>>>

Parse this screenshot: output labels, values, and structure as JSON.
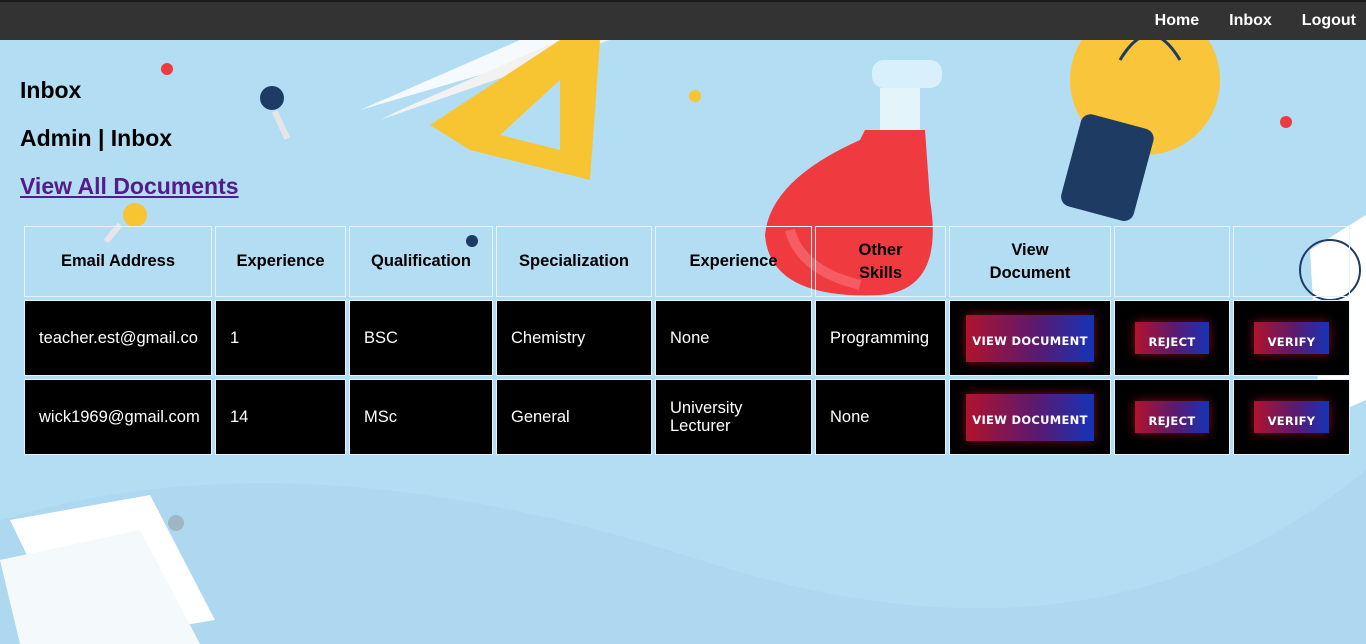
{
  "nav": {
    "links": [
      "Home",
      "Inbox",
      "Logout"
    ]
  },
  "page": {
    "title": "Inbox",
    "subtitle": "Admin | Inbox",
    "view_all_link": "View All Documents"
  },
  "table": {
    "headers": [
      "Email Address",
      "Experience",
      "Qualification",
      "Specialization",
      "Experience",
      "Other Skills",
      "View Document",
      "",
      ""
    ],
    "rows": [
      {
        "email": "teacher.est@gmail.co",
        "experience": "1",
        "qualification": "BSC",
        "specialization": "Chemistry",
        "experience2": "None",
        "other_skills": "Programming",
        "view_label": "VIEW DOCUMENT",
        "reject_label": "REJECT",
        "verify_label": "VERIFY"
      },
      {
        "email": "wick1969@gmail.com",
        "experience": "14",
        "qualification": "MSc",
        "specialization": "General",
        "experience2": "University Lecturer",
        "other_skills": "None",
        "view_label": "VIEW DOCUMENT",
        "reject_label": "REJECT",
        "verify_label": "VERIFY"
      }
    ]
  },
  "colors": {
    "topbar": "#333333",
    "background": "#b3ddf2",
    "link": "#551a8b",
    "cell": "#000000"
  }
}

<<<

### Exercise description
Copy every line of the data that holds the string "None".

### The output
        "experience2": "None",
        "other_skills": "None",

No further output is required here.